DATA →
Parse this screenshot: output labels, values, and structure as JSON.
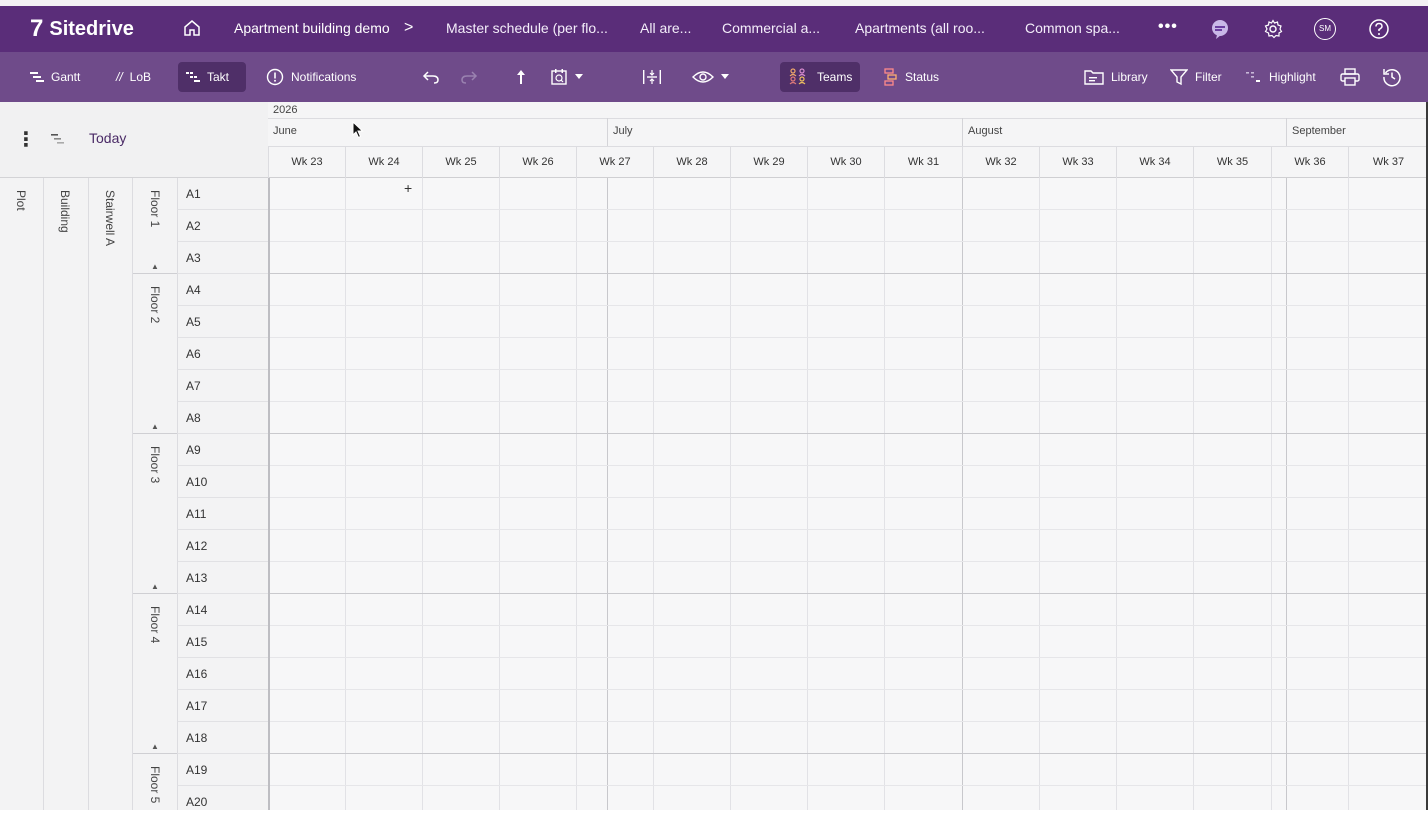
{
  "app": {
    "name": "Sitedrive",
    "logo_mark": "7"
  },
  "nav": {
    "breadcrumbs": [
      "Apartment building demo",
      "Master schedule (per flo...",
      "All are...",
      "Commercial a...",
      "Apartments (all roo...",
      "Common spa..."
    ],
    "crumb_separator": ">",
    "more": "•••",
    "avatar_initials": "SM"
  },
  "toolbar": {
    "gantt": "Gantt",
    "lob": "LoB",
    "lob_icon": "//",
    "takt": "Takt",
    "notifications": "Notifications",
    "teams": "Teams",
    "status": "Status",
    "library": "Library",
    "filter": "Filter",
    "highlight": "Highlight"
  },
  "left_header": {
    "kebab": "⋮",
    "today": "Today"
  },
  "timeline": {
    "year": "2026",
    "months": [
      "June",
      "July",
      "August",
      "September"
    ],
    "weeks": [
      "Wk 23",
      "Wk 24",
      "Wk 25",
      "Wk 26",
      "Wk 27",
      "Wk 28",
      "Wk 29",
      "Wk 30",
      "Wk 31",
      "Wk 32",
      "Wk 33",
      "Wk 34",
      "Wk 35",
      "Wk 36",
      "Wk 37"
    ]
  },
  "hierarchy": {
    "plot": "Plot",
    "building": "Building",
    "stairwell": "Stairwell A",
    "floors": [
      {
        "label": "Floor 1",
        "areas": [
          "A1",
          "A2",
          "A3"
        ]
      },
      {
        "label": "Floor 2",
        "areas": [
          "A4",
          "A5",
          "A6",
          "A7",
          "A8"
        ]
      },
      {
        "label": "Floor 3",
        "areas": [
          "A9",
          "A10",
          "A11",
          "A12",
          "A13"
        ]
      },
      {
        "label": "Floor 4",
        "areas": [
          "A14",
          "A15",
          "A16",
          "A17",
          "A18"
        ]
      },
      {
        "label": "Floor 5",
        "areas": [
          "A19",
          "A20"
        ]
      }
    ]
  },
  "colors": {
    "nav_bg": "#5a2d79",
    "toolbar_bg": "#6f4b8a",
    "active_bg": "#4f2f68"
  }
}
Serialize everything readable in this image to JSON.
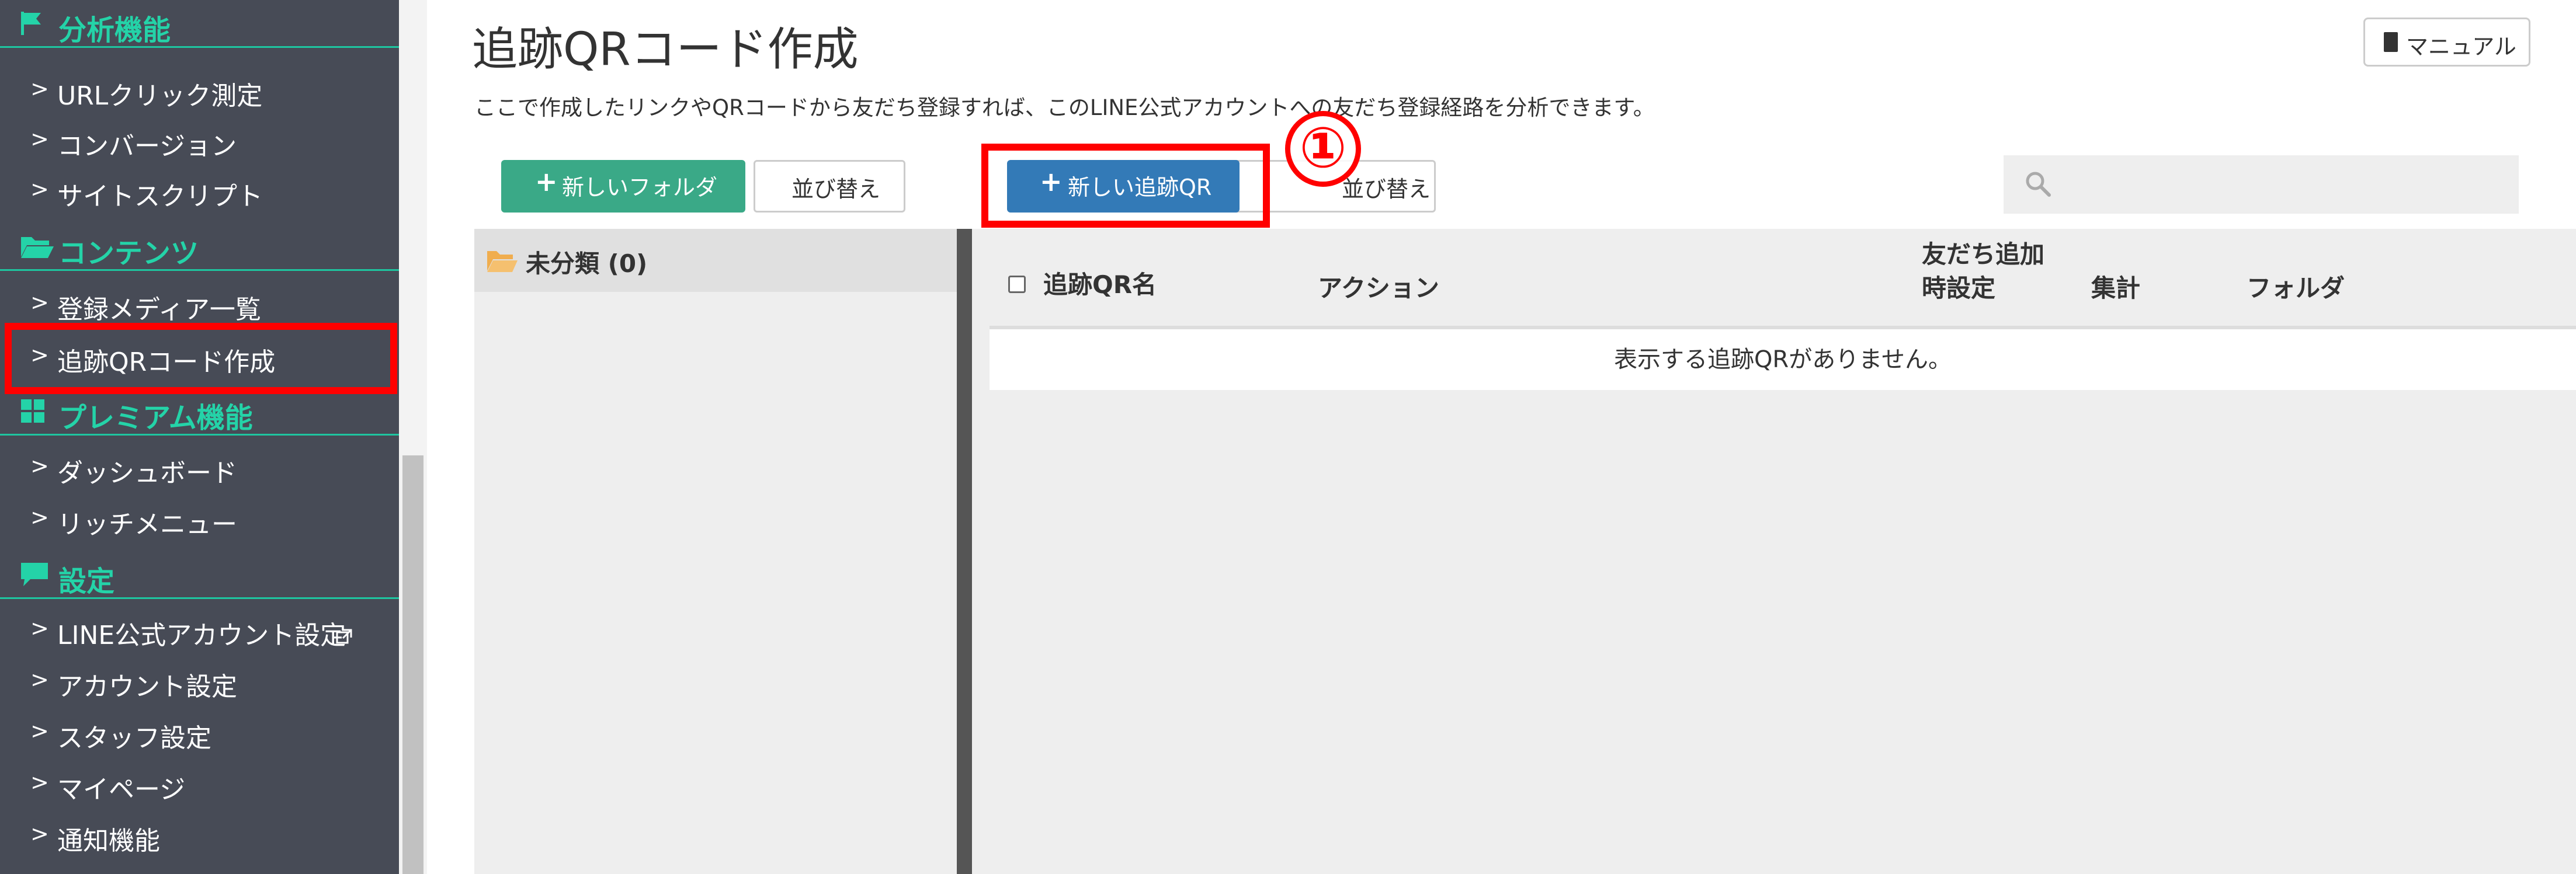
{
  "sidebar": {
    "sections": [
      {
        "label": "分析機能",
        "icon": "flag-icon"
      },
      {
        "label": "コンテンツ",
        "icon": "folder-open-icon"
      },
      {
        "label": "プレミアム機能",
        "icon": "grid-icon"
      },
      {
        "label": "設定",
        "icon": "comment-icon"
      }
    ],
    "items": [
      {
        "label": "URLクリック測定"
      },
      {
        "label": "コンバージョン"
      },
      {
        "label": "サイトスクリプト"
      },
      {
        "label": "登録メディア一覧"
      },
      {
        "label": "追跡QRコード作成"
      },
      {
        "label": "ダッシュボード"
      },
      {
        "label": "リッチメニュー"
      },
      {
        "label": "LINE公式アカウント設定"
      },
      {
        "label": "アカウント設定"
      },
      {
        "label": "スタッフ設定"
      },
      {
        "label": "マイページ"
      },
      {
        "label": "通知機能"
      }
    ],
    "chevron": ">",
    "external_icon": "external-link-icon"
  },
  "header": {
    "title": "追跡QRコード作成",
    "description": "ここで作成したリンクやQRコードから友だち登録すれば、このLINE公式アカウントへの友だち登録経路を分析できます。",
    "manual_label": "マニュアル",
    "manual_icon": "book-icon"
  },
  "toolbar": {
    "new_folder_label": "新しいフォルダ",
    "sort_left_label": "並び替え",
    "new_qr_label": "新しい追跡QR",
    "sort_right_label": "並び替え",
    "plus": "+",
    "search_placeholder": ""
  },
  "annotation": {
    "step_marker": "①"
  },
  "folders": [
    {
      "label": "未分類 (0)"
    }
  ],
  "table": {
    "columns": {
      "name": "追跡QR名",
      "action": "アクション",
      "setting_line1": "友だち追加",
      "setting_line2": "時設定",
      "aggregate": "集計",
      "folder": "フォルダ"
    },
    "empty_message": "表示する追跡QRがありません。"
  },
  "colors": {
    "sidebar_bg": "#474b56",
    "accent_green": "#24d3a8",
    "button_green": "#3aa987",
    "button_blue": "#337ab7",
    "highlight_red": "#ff0000"
  }
}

WORK TO DO → Copy out all the data without changing anything, and drop the pictures.

SOLUTION TO THIS TASK →
Parse this screenshot: output labels, values, and structure as JSON.
{
  "app": {
    "name": "Sitedrive",
    "logo_mark": "7"
  },
  "nav": {
    "breadcrumbs": [
      "Apartment building demo",
      "Master schedule (per flo...",
      "All are...",
      "Commercial a...",
      "Apartments (all roo...",
      "Common spa..."
    ],
    "crumb_separator": ">",
    "more": "•••",
    "avatar_initials": "SM"
  },
  "toolbar": {
    "gantt": "Gantt",
    "lob": "LoB",
    "lob_icon": "//",
    "takt": "Takt",
    "notifications": "Notifications",
    "teams": "Teams",
    "status": "Status",
    "library": "Library",
    "filter": "Filter",
    "highlight": "Highlight"
  },
  "left_header": {
    "kebab": "⋮",
    "today": "Today"
  },
  "timeline": {
    "year": "2026",
    "months": [
      "June",
      "July",
      "August",
      "September"
    ],
    "weeks": [
      "Wk 23",
      "Wk 24",
      "Wk 25",
      "Wk 26",
      "Wk 27",
      "Wk 28",
      "Wk 29",
      "Wk 30",
      "Wk 31",
      "Wk 32",
      "Wk 33",
      "Wk 34",
      "Wk 35",
      "Wk 36",
      "Wk 37"
    ]
  },
  "hierarchy": {
    "plot": "Plot",
    "building": "Building",
    "stairwell": "Stairwell A",
    "floors": [
      {
        "label": "Floor 1",
        "areas": [
          "A1",
          "A2",
          "A3"
        ]
      },
      {
        "label": "Floor 2",
        "areas": [
          "A4",
          "A5",
          "A6",
          "A7",
          "A8"
        ]
      },
      {
        "label": "Floor 3",
        "areas": [
          "A9",
          "A10",
          "A11",
          "A12",
          "A13"
        ]
      },
      {
        "label": "Floor 4",
        "areas": [
          "A14",
          "A15",
          "A16",
          "A17",
          "A18"
        ]
      },
      {
        "label": "Floor 5",
        "areas": [
          "A19",
          "A20"
        ]
      }
    ]
  },
  "colors": {
    "nav_bg": "#5a2d79",
    "toolbar_bg": "#6f4b8a",
    "active_bg": "#4f2f68"
  }
}
Serialize everything readable in this image to JSON.
{
  "sidebar": {
    "sections": [
      {
        "label": "分析機能",
        "icon": "flag-icon"
      },
      {
        "label": "コンテンツ",
        "icon": "folder-open-icon"
      },
      {
        "label": "プレミアム機能",
        "icon": "grid-icon"
      },
      {
        "label": "設定",
        "icon": "comment-icon"
      }
    ],
    "items": [
      {
        "label": "URLクリック測定"
      },
      {
        "label": "コンバージョン"
      },
      {
        "label": "サイトスクリプト"
      },
      {
        "label": "登録メディア一覧"
      },
      {
        "label": "追跡QRコード作成"
      },
      {
        "label": "ダッシュボード"
      },
      {
        "label": "リッチメニュー"
      },
      {
        "label": "LINE公式アカウント設定"
      },
      {
        "label": "アカウント設定"
      },
      {
        "label": "スタッフ設定"
      },
      {
        "label": "マイページ"
      },
      {
        "label": "通知機能"
      }
    ],
    "chevron": ">",
    "external_icon": "external-link-icon"
  },
  "header": {
    "title": "追跡QRコード作成",
    "description": "ここで作成したリンクやQRコードから友だち登録すれば、このLINE公式アカウントへの友だち登録経路を分析できます。",
    "manual_label": "マニュアル",
    "manual_icon": "book-icon"
  },
  "toolbar": {
    "new_folder_label": "新しいフォルダ",
    "sort_left_label": "並び替え",
    "new_qr_label": "新しい追跡QR",
    "sort_right_label": "並び替え",
    "plus": "+",
    "search_placeholder": ""
  },
  "annotation": {
    "step_marker": "①"
  },
  "folders": [
    {
      "label": "未分類 (0)"
    }
  ],
  "table": {
    "columns": {
      "name": "追跡QR名",
      "action": "アクション",
      "setting_line1": "友だち追加",
      "setting_line2": "時設定",
      "aggregate": "集計",
      "folder": "フォルダ"
    },
    "empty_message": "表示する追跡QRがありません。"
  },
  "colors": {
    "sidebar_bg": "#474b56",
    "accent_green": "#24d3a8",
    "button_green": "#3aa987",
    "button_blue": "#337ab7",
    "highlight_red": "#ff0000"
  }
}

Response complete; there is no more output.